◆ ENTRIES SHOWN ◆

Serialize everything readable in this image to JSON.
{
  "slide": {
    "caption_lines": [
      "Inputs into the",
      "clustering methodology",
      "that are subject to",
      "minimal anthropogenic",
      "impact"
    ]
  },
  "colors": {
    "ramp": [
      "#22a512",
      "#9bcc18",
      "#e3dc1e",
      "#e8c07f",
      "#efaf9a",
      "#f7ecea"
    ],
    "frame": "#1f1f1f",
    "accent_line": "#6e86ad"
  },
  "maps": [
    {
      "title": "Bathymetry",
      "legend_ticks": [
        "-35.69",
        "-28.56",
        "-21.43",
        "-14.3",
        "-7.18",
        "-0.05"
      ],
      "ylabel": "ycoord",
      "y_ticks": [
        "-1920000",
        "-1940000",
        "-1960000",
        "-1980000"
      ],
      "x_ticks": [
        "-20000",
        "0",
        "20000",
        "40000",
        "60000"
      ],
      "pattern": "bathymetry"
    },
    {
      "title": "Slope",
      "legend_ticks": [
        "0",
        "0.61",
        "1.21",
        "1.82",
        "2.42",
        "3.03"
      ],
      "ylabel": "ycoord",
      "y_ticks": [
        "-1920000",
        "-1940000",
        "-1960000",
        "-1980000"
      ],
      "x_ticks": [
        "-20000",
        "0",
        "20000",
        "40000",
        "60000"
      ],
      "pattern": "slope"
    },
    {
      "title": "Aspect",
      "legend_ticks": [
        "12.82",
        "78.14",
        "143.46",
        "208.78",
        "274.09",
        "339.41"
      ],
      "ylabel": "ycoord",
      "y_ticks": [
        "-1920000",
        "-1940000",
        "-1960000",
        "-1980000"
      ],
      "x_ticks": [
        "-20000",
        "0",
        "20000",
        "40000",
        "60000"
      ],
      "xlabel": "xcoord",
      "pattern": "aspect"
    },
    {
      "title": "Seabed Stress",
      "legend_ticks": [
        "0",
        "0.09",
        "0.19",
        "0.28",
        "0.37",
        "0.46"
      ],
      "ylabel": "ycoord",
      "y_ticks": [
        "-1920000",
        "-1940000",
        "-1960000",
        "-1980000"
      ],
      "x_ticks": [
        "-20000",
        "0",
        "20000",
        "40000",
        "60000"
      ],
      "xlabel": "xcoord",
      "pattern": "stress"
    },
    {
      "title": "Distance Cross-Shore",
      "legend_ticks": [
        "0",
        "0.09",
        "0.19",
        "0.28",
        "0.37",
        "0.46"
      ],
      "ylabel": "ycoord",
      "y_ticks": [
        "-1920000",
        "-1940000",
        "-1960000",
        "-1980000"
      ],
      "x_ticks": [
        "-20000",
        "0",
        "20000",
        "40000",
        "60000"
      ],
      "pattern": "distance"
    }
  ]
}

◆ GOAL ◆
Look through the data above. Each line containing the word "pattern" needs to be copied.

◆ COMPLETE RESPONSE ◆
      "pattern": "bathymetry"
      "pattern": "slope"
      "pattern": "aspect"
      "pattern": "stress"
      "pattern": "distance"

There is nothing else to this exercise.